■ Task to complete ■
Copy every entry exactly as given, minus the images.

■ Records supplied ■
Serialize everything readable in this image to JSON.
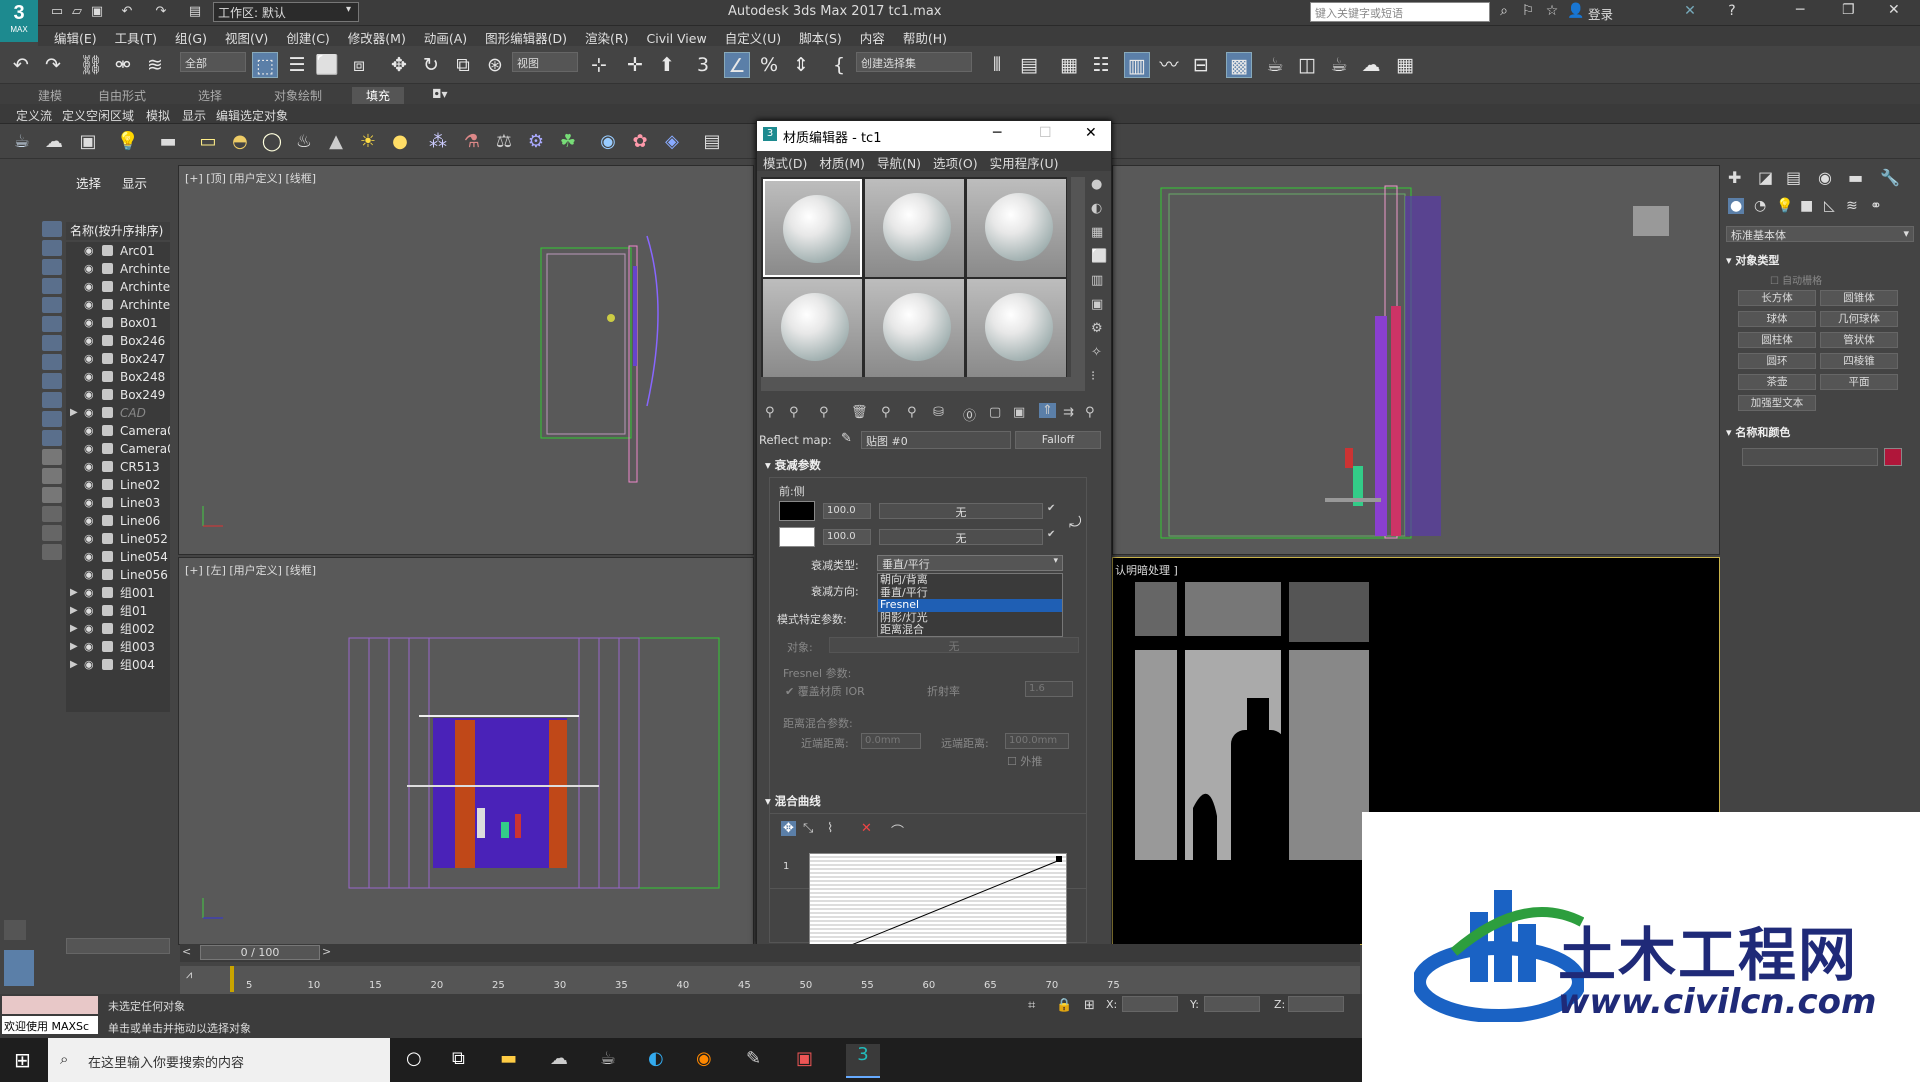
{
  "title_bar": {
    "workspace": "工作区: 默认",
    "app_title": "Autodesk 3ds Max 2017      tc1.max",
    "search_placeholder": "键入关键字或短语",
    "login": "登录",
    "logo": "3",
    "logo_sub": "MAX"
  },
  "menu": [
    "编辑(E)",
    "工具(T)",
    "组(G)",
    "视图(V)",
    "创建(C)",
    "修改器(M)",
    "动画(A)",
    "图形编辑器(D)",
    "渲染(R)",
    "Civil View",
    "自定义(U)",
    "脚本(S)",
    "内容",
    "帮助(H)"
  ],
  "main_toolbar": {
    "selection_filter": "全部",
    "ref_coord": "视图",
    "named_selection": "创建选择集"
  },
  "ribbon": {
    "tabs": [
      "建模",
      "自由形式",
      "选择",
      "对象绘制",
      "填充"
    ],
    "sub_items": [
      "定义流",
      "定义空闲区域",
      "模拟",
      "显示",
      "编辑选定对象"
    ]
  },
  "scene_explorer": {
    "tabs": [
      "选择",
      "显示"
    ],
    "header": "名称(按升序排序)",
    "items": [
      {
        "name": "Arc01",
        "group": false,
        "disabled": false
      },
      {
        "name": "Archinter",
        "group": false,
        "disabled": false
      },
      {
        "name": "Archinter",
        "group": false,
        "disabled": false
      },
      {
        "name": "Archinter",
        "group": false,
        "disabled": false
      },
      {
        "name": "Box01",
        "group": false,
        "disabled": false
      },
      {
        "name": "Box246",
        "group": false,
        "disabled": false
      },
      {
        "name": "Box247",
        "group": false,
        "disabled": false
      },
      {
        "name": "Box248",
        "group": false,
        "disabled": false
      },
      {
        "name": "Box249",
        "group": false,
        "disabled": false
      },
      {
        "name": "CAD",
        "group": true,
        "disabled": true
      },
      {
        "name": "Camera0",
        "group": false,
        "disabled": false
      },
      {
        "name": "Camera0",
        "group": false,
        "disabled": false
      },
      {
        "name": "CR513",
        "group": false,
        "disabled": false
      },
      {
        "name": "Line02",
        "group": false,
        "disabled": false
      },
      {
        "name": "Line03",
        "group": false,
        "disabled": false
      },
      {
        "name": "Line06",
        "group": false,
        "disabled": false
      },
      {
        "name": "Line052",
        "group": false,
        "disabled": false
      },
      {
        "name": "Line054",
        "group": false,
        "disabled": false
      },
      {
        "name": "Line056",
        "group": false,
        "disabled": false
      },
      {
        "name": "组001",
        "group": true,
        "disabled": false
      },
      {
        "name": "组01",
        "group": true,
        "disabled": false
      },
      {
        "name": "组002",
        "group": true,
        "disabled": false
      },
      {
        "name": "组003",
        "group": true,
        "disabled": false
      },
      {
        "name": "组004",
        "group": true,
        "disabled": false
      }
    ]
  },
  "viewports": {
    "top_left": "[+] [顶] [用户定义] [线框]",
    "bottom_left": "[+] [左] [用户定义] [线框]",
    "bottom_right_tail": "认明暗处理 ]"
  },
  "material_editor": {
    "title": "材质编辑器 - tc1",
    "menu": [
      "模式(D)",
      "材质(M)",
      "导航(N)",
      "选项(O)",
      "实用程序(U)"
    ],
    "reflect_map_label": "Reflect map:",
    "map_name": "贴图 #0",
    "map_type": "Falloff",
    "falloff_rollout": "衰减参数",
    "front_side": "前:侧",
    "value1": "100.0",
    "value2": "100.0",
    "none1": "无",
    "none2": "无",
    "falloff_type_label": "衰减类型:",
    "falloff_type_value": "垂直/平行",
    "falloff_dir_label": "衰减方向:",
    "falloff_options": [
      "朝向/背离",
      "垂直/平行",
      "Fresnel",
      "阴影/灯光",
      "距离混合"
    ],
    "highlighted_option": "Fresnel",
    "mode_params": "模式特定参数:",
    "object_label": "对象:",
    "object_none": "无",
    "fresnel_params": "Fresnel 参数:",
    "override_ior": "覆盖材质 IOR",
    "ior_label": "折射率",
    "ior_value": "1.6",
    "distance_params": "距离混合参数:",
    "near_label": "近端距离:",
    "near_value": "0.0mm",
    "far_label": "远端距离:",
    "far_value": "100.0mm",
    "extrapolate": "外推",
    "mix_curve": "混合曲线",
    "curve_index": "1"
  },
  "command_panel": {
    "category": "标准基本体",
    "object_type": "对象类型",
    "autogrid": "自动栅格",
    "buttons": [
      "长方体",
      "圆锥体",
      "球体",
      "几何球体",
      "圆柱体",
      "管状体",
      "圆环",
      "四棱锥",
      "茶壶",
      "平面",
      "加强型文本"
    ],
    "name_color": "名称和颜色",
    "object_color": "#b0163a"
  },
  "timeline": {
    "frame": "0 / 100",
    "ticks": [
      "5",
      "10",
      "15",
      "20",
      "25",
      "30",
      "35",
      "40",
      "45",
      "50",
      "55",
      "60",
      "65",
      "70",
      "75"
    ]
  },
  "status": {
    "no_selection": "未选定任何对象",
    "hint": "单击或单击并拖动以选择对象",
    "welcome": "欢迎使用 MAXSc",
    "x_label": "X:",
    "y_label": "Y:",
    "z_label": "Z:"
  },
  "taskbar": {
    "search_placeholder": "在这里输入你要搜索的内容"
  },
  "watermark": {
    "cn": "土木工程网",
    "url": "www.civilcn.com"
  }
}
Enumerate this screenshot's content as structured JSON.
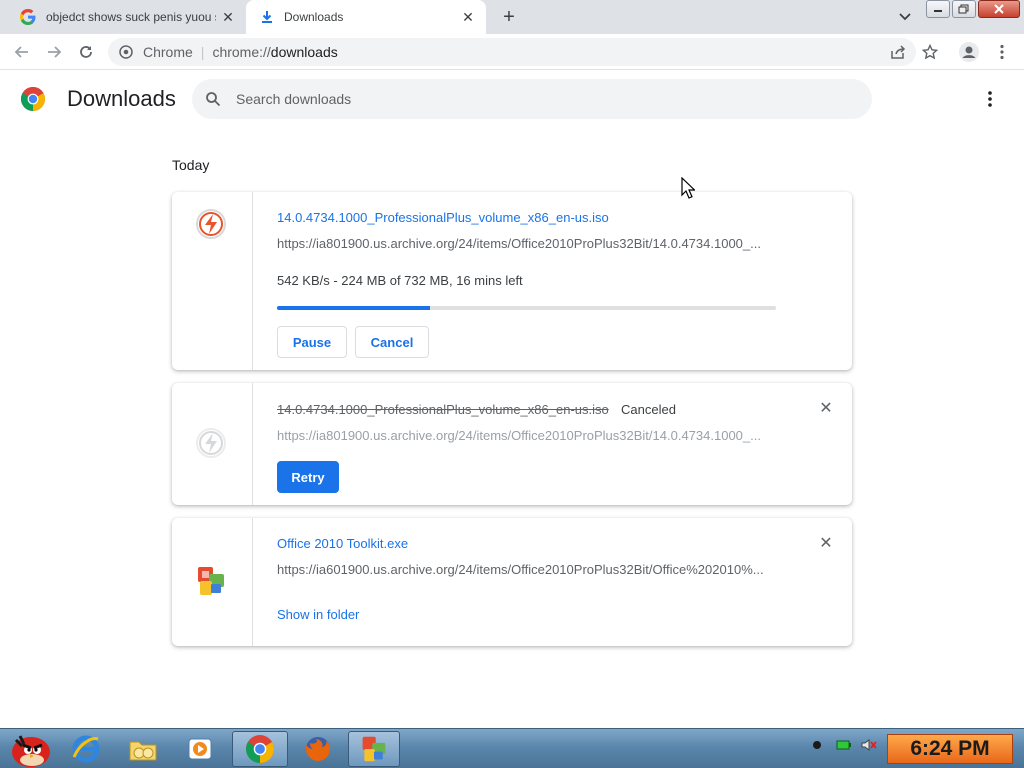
{
  "browser": {
    "tabs": [
      {
        "title": "objedct shows suck penis yuou s",
        "active": false
      },
      {
        "title": "Downloads",
        "active": true
      }
    ],
    "omnibox": {
      "site_label": "Chrome",
      "scheme": "chrome://",
      "path": "downloads"
    }
  },
  "page": {
    "title": "Downloads",
    "search_placeholder": "Search downloads",
    "section_label": "Today"
  },
  "downloads": [
    {
      "filename": "14.0.4734.1000_ProfessionalPlus_volume_x86_en-us.iso",
      "url": "https://ia801900.us.archive.org/24/items/Office2010ProPlus32Bit/14.0.4734.1000_...",
      "progress_text": "542 KB/s - 224 MB of 732 MB, 16 mins left",
      "progress_fraction": 0.306,
      "pause_label": "Pause",
      "cancel_label": "Cancel",
      "icon": "lightning-file-icon"
    },
    {
      "filename": "14.0.4734.1000_ProfessionalPlus_volume_x86_en-us.iso",
      "status": "Canceled",
      "url": "https://ia801900.us.archive.org/24/items/Office2010ProPlus32Bit/14.0.4734.1000_...",
      "retry_label": "Retry",
      "icon": "lightning-file-icon"
    },
    {
      "filename": "Office 2010 Toolkit.exe",
      "url": "https://ia601900.us.archive.org/24/items/Office2010ProPlus32Bit/Office%202010%...",
      "show_in_folder_label": "Show in folder",
      "icon": "office-toolkit-icon"
    }
  ],
  "taskbar": {
    "clock": "6:24 PM",
    "items": [
      "angry-bird-start-icon",
      "internet-explorer-icon",
      "folder-icon",
      "media-player-icon",
      "chrome-icon",
      "firefox-icon",
      "office-toolkit-icon"
    ]
  },
  "colors": {
    "accent": "#1a73e8",
    "tabstrip": "#dee1e6",
    "clock_bg": "#f28c28"
  }
}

■ Problem solution ■
Serialize everything readable in this image to JSON.
{
  "title_bar": {
    "workspace": "工作区: 默认",
    "app_title": "Autodesk 3ds Max 2017      tc1.max",
    "search_placeholder": "键入关键字或短语",
    "login": "登录",
    "logo": "3",
    "logo_sub": "MAX"
  },
  "menu": [
    "编辑(E)",
    "工具(T)",
    "组(G)",
    "视图(V)",
    "创建(C)",
    "修改器(M)",
    "动画(A)",
    "图形编辑器(D)",
    "渲染(R)",
    "Civil View",
    "自定义(U)",
    "脚本(S)",
    "内容",
    "帮助(H)"
  ],
  "main_toolbar": {
    "selection_filter": "全部",
    "ref_coord": "视图",
    "named_selection": "创建选择集"
  },
  "ribbon": {
    "tabs": [
      "建模",
      "自由形式",
      "选择",
      "对象绘制",
      "填充"
    ],
    "sub_items": [
      "定义流",
      "定义空闲区域",
      "模拟",
      "显示",
      "编辑选定对象"
    ]
  },
  "scene_explorer": {
    "tabs": [
      "选择",
      "显示"
    ],
    "header": "名称(按升序排序)",
    "items": [
      {
        "name": "Arc01",
        "group": false,
        "disabled": false
      },
      {
        "name": "Archinter",
        "group": false,
        "disabled": false
      },
      {
        "name": "Archinter",
        "group": false,
        "disabled": false
      },
      {
        "name": "Archinter",
        "group": false,
        "disabled": false
      },
      {
        "name": "Box01",
        "group": false,
        "disabled": false
      },
      {
        "name": "Box246",
        "group": false,
        "disabled": false
      },
      {
        "name": "Box247",
        "group": false,
        "disabled": false
      },
      {
        "name": "Box248",
        "group": false,
        "disabled": false
      },
      {
        "name": "Box249",
        "group": false,
        "disabled": false
      },
      {
        "name": "CAD",
        "group": true,
        "disabled": true
      },
      {
        "name": "Camera0",
        "group": false,
        "disabled": false
      },
      {
        "name": "Camera0",
        "group": false,
        "disabled": false
      },
      {
        "name": "CR513",
        "group": false,
        "disabled": false
      },
      {
        "name": "Line02",
        "group": false,
        "disabled": false
      },
      {
        "name": "Line03",
        "group": false,
        "disabled": false
      },
      {
        "name": "Line06",
        "group": false,
        "disabled": false
      },
      {
        "name": "Line052",
        "group": false,
        "disabled": false
      },
      {
        "name": "Line054",
        "group": false,
        "disabled": false
      },
      {
        "name": "Line056",
        "group": false,
        "disabled": false
      },
      {
        "name": "组001",
        "group": true,
        "disabled": false
      },
      {
        "name": "组01",
        "group": true,
        "disabled": false
      },
      {
        "name": "组002",
        "group": true,
        "disabled": false
      },
      {
        "name": "组003",
        "group": true,
        "disabled": false
      },
      {
        "name": "组004",
        "group": true,
        "disabled": false
      }
    ]
  },
  "viewports": {
    "top_left": "[+] [顶] [用户定义] [线框]",
    "bottom_left": "[+] [左] [用户定义] [线框]",
    "bottom_right_tail": "认明暗处理 ]"
  },
  "material_editor": {
    "title": "材质编辑器 - tc1",
    "menu": [
      "模式(D)",
      "材质(M)",
      "导航(N)",
      "选项(O)",
      "实用程序(U)"
    ],
    "reflect_map_label": "Reflect map:",
    "map_name": "贴图 #0",
    "map_type": "Falloff",
    "falloff_rollout": "衰减参数",
    "front_side": "前:侧",
    "value1": "100.0",
    "value2": "100.0",
    "none1": "无",
    "none2": "无",
    "falloff_type_label": "衰减类型:",
    "falloff_type_value": "垂直/平行",
    "falloff_dir_label": "衰减方向:",
    "falloff_options": [
      "朝向/背离",
      "垂直/平行",
      "Fresnel",
      "阴影/灯光",
      "距离混合"
    ],
    "highlighted_option": "Fresnel",
    "mode_params": "模式特定参数:",
    "object_label": "对象:",
    "object_none": "无",
    "fresnel_params": "Fresnel 参数:",
    "override_ior": "覆盖材质 IOR",
    "ior_label": "折射率",
    "ior_value": "1.6",
    "distance_params": "距离混合参数:",
    "near_label": "近端距离:",
    "near_value": "0.0mm",
    "far_label": "远端距离:",
    "far_value": "100.0mm",
    "extrapolate": "外推",
    "mix_curve": "混合曲线",
    "curve_index": "1"
  },
  "command_panel": {
    "category": "标准基本体",
    "object_type": "对象类型",
    "autogrid": "自动栅格",
    "buttons": [
      "长方体",
      "圆锥体",
      "球体",
      "几何球体",
      "圆柱体",
      "管状体",
      "圆环",
      "四棱锥",
      "茶壶",
      "平面",
      "加强型文本"
    ],
    "name_color": "名称和颜色",
    "object_color": "#b0163a"
  },
  "timeline": {
    "frame": "0 / 100",
    "ticks": [
      "5",
      "10",
      "15",
      "20",
      "25",
      "30",
      "35",
      "40",
      "45",
      "50",
      "55",
      "60",
      "65",
      "70",
      "75"
    ]
  },
  "status": {
    "no_selection": "未选定任何对象",
    "hint": "单击或单击并拖动以选择对象",
    "welcome": "欢迎使用 MAXSc",
    "x_label": "X:",
    "y_label": "Y:",
    "z_label": "Z:"
  },
  "taskbar": {
    "search_placeholder": "在这里输入你要搜索的内容"
  },
  "watermark": {
    "cn": "土木工程网",
    "url": "www.civilcn.com"
  }
}
Enumerate this screenshot's content as structured JSON.
{
  "browser": {
    "tabs": [
      {
        "title": "objedct shows suck penis yuou s",
        "active": false
      },
      {
        "title": "Downloads",
        "active": true
      }
    ],
    "omnibox": {
      "site_label": "Chrome",
      "scheme": "chrome://",
      "path": "downloads"
    }
  },
  "page": {
    "title": "Downloads",
    "search_placeholder": "Search downloads",
    "section_label": "Today"
  },
  "downloads": [
    {
      "filename": "14.0.4734.1000_ProfessionalPlus_volume_x86_en-us.iso",
      "url": "https://ia801900.us.archive.org/24/items/Office2010ProPlus32Bit/14.0.4734.1000_...",
      "progress_text": "542 KB/s - 224 MB of 732 MB, 16 mins left",
      "progress_fraction": 0.306,
      "pause_label": "Pause",
      "cancel_label": "Cancel",
      "icon": "lightning-file-icon"
    },
    {
      "filename": "14.0.4734.1000_ProfessionalPlus_volume_x86_en-us.iso",
      "status": "Canceled",
      "url": "https://ia801900.us.archive.org/24/items/Office2010ProPlus32Bit/14.0.4734.1000_...",
      "retry_label": "Retry",
      "icon": "lightning-file-icon"
    },
    {
      "filename": "Office 2010 Toolkit.exe",
      "url": "https://ia601900.us.archive.org/24/items/Office2010ProPlus32Bit/Office%202010%...",
      "show_in_folder_label": "Show in folder",
      "icon": "office-toolkit-icon"
    }
  ],
  "taskbar": {
    "clock": "6:24 PM",
    "items": [
      "angry-bird-start-icon",
      "internet-explorer-icon",
      "folder-icon",
      "media-player-icon",
      "chrome-icon",
      "firefox-icon",
      "office-toolkit-icon"
    ]
  },
  "colors": {
    "accent": "#1a73e8",
    "tabstrip": "#dee1e6",
    "clock_bg": "#f28c28"
  }
}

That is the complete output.